| EXCERPT |
BEGIN

Half of the audience came from Lewes CLP,  around 40% from other CLPs; 10% were non-party members. And amongst our number were no less than seven #GE2019 Labour candidates from Bexhill and Battle, Crawley,  East Worthing and Shoreham Lewes, Mid-Sussex, Wealden, and Woking, enabling really useful campaign experiences to be shared, and lessons learned. To me this mix is essential; it informs the discussions, formally and informally.

Innovative

People comment on the very high standard of our event organisation. My view is why be amateurish when we can be professional?  The design, speakers, catering and  on-day organisation (made possible by a great team of helpers) are of the highest standard, as is the attention to detail – from the name/CLP badges to encourage networking, to limited edition Labour Actually badges (which sold out!) 

Social Media

On the day we invest time and effort in live tweeting throughout. The impact is phenomenal: on event day our twitter feed @LewesLabour using #LovesLabourLost totalled 8,200 impressions, 44 retweets, and 42 likes. 

Owning the space

Likewise we invest time, effort and some expense in ‘owning the space’ to make it ours for the hours we occupy it.  Backdrop, lectern poster, wall posters, signage, our very own Keir Hardie Café’s posters, the Lewes Labour banner, the red tablecloths, and in their hands everyone has a really well-designed programme.  It’s not a lot, but added up it makes a big difference.

END

| ENTRIES PROVIDED |
BEGIN

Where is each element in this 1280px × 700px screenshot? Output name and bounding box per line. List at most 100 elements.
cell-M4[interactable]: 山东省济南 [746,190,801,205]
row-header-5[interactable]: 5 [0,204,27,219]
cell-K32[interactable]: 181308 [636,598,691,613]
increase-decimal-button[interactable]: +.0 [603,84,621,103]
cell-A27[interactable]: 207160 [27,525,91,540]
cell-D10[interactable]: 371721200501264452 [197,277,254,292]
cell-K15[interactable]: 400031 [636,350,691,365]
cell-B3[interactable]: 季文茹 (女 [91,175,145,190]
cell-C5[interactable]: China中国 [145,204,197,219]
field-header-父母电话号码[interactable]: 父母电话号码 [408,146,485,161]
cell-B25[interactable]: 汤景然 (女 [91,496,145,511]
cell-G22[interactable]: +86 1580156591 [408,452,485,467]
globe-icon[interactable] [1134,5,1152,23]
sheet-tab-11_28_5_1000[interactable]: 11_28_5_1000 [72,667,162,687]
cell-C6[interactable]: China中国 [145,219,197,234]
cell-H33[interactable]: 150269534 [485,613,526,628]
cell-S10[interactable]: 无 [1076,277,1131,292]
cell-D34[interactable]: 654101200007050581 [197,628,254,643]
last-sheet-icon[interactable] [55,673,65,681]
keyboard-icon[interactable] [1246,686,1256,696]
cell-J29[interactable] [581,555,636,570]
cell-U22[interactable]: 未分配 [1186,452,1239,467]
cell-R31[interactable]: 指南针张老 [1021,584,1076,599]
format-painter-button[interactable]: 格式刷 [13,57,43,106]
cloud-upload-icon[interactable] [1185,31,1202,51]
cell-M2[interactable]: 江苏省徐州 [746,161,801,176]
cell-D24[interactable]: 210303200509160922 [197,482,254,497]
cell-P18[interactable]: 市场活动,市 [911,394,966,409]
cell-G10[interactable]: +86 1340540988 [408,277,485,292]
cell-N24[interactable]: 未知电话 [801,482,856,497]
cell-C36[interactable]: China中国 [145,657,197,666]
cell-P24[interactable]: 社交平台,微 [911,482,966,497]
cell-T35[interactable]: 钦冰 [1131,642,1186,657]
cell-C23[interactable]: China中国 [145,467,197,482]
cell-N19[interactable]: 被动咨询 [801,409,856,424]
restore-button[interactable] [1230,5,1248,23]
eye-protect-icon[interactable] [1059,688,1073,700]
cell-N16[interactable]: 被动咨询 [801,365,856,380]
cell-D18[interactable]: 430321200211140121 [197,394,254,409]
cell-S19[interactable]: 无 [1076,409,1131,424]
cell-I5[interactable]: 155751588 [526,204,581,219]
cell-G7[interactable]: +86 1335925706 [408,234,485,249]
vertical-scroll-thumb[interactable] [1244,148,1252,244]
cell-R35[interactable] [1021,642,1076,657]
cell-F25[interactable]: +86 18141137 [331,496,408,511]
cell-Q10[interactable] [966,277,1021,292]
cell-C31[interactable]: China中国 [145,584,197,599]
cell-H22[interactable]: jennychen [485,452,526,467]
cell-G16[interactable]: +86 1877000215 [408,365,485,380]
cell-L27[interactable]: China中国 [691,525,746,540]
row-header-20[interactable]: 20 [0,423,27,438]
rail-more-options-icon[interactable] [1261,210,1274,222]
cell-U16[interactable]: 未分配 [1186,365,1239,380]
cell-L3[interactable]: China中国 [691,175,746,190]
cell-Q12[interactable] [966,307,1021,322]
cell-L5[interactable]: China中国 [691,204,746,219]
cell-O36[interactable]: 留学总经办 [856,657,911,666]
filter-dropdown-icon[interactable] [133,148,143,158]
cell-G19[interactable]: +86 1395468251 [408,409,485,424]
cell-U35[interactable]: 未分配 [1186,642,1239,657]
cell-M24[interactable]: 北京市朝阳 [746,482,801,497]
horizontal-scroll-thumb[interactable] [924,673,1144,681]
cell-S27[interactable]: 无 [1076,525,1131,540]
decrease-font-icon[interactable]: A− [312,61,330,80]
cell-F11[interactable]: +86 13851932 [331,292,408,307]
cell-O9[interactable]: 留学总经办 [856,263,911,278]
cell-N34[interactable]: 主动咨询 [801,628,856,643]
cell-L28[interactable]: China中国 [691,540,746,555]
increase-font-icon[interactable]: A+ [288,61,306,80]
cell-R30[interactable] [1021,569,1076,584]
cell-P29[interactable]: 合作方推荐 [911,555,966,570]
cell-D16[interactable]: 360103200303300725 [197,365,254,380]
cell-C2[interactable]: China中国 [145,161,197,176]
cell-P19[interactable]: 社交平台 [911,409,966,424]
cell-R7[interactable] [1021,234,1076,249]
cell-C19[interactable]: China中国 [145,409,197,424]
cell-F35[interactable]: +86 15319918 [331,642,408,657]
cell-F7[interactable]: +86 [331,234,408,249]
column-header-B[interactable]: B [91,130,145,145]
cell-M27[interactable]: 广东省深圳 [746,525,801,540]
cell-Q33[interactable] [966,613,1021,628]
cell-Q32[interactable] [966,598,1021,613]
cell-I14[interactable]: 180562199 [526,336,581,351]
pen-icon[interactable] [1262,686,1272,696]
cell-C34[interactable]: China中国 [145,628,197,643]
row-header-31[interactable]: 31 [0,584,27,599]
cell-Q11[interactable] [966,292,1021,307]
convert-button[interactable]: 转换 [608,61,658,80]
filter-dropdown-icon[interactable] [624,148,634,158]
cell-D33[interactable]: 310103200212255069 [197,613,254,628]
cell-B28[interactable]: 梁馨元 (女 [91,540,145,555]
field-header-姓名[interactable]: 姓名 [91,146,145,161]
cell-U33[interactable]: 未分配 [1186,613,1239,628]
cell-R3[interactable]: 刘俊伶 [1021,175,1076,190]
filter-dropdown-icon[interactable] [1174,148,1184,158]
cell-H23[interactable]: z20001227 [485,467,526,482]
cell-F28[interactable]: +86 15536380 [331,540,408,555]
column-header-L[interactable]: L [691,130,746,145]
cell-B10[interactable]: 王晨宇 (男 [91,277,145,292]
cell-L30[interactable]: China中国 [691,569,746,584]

END

| EXERCISES |
1) Do these statements agree with the Lewes Labour event report? Answer yes or no for each, quoting the words of the report that decide it. (a) Half of the audience came from Lewes CLP. (b) The limited edition Labour Actually badges did not sell out. (c) On event day the twitter feed got 44 likes.
2) Carry on the Lewes Labour event report from its last sentence.

| TASK RESULTS |
1)
(a) Yes: "Half of the audience came from Lewes CLP"
(b) No: "limited edition Labour Actually badges (which sold out!)"
(c) No: "44 retweets, and 42 likes"

2)
Human Resources

We now have a formidable CLP events team.  The CLP’s two branches each contribute a café crew, we have an event photographer and live tweeter, both in-house design and superb professionals charging a fraction of the commercial rate, an art group, all 8 workshops facilitated by CLP members, 3 workshops led by CLP members, and really good stewards. This is a fantastic resource moving forward. 

Making money

Oh and we made some money for the CLP and both branches.  That isn’t the purpose of the event but if we can, why not?

What those attending thought

We are scrupulous in running a participants’ survey. In politics (as Paul Hilder argued in relation to the disastrous application of the target seats/defences strategy by Labour HQ), a ‘hunch’ simply isn’t good enough. 96% thought it was value for money;  92% thought the sessions were brilliant and our three main speakers and informal networking were both just as popular. 74%  said they’d ‘book like a shot’ for our next event, while 10 CLPs indicated they wanted to wok together with us on building this kind of venture across Sussex, Surrey and South London.

When this pub closes

An event-driven approach is quite different to what the Labour Party persists in calling ‘political education’. The latter sounds like something straight out of the old Communist Party of the Soviet Union, back to school to learn our politics via instruction: it would be difficult to imagine anything more off-putting. And it begs another question in a party whose influences stretch from Marxism to rightward-moving social democracy: whose politics are being taught?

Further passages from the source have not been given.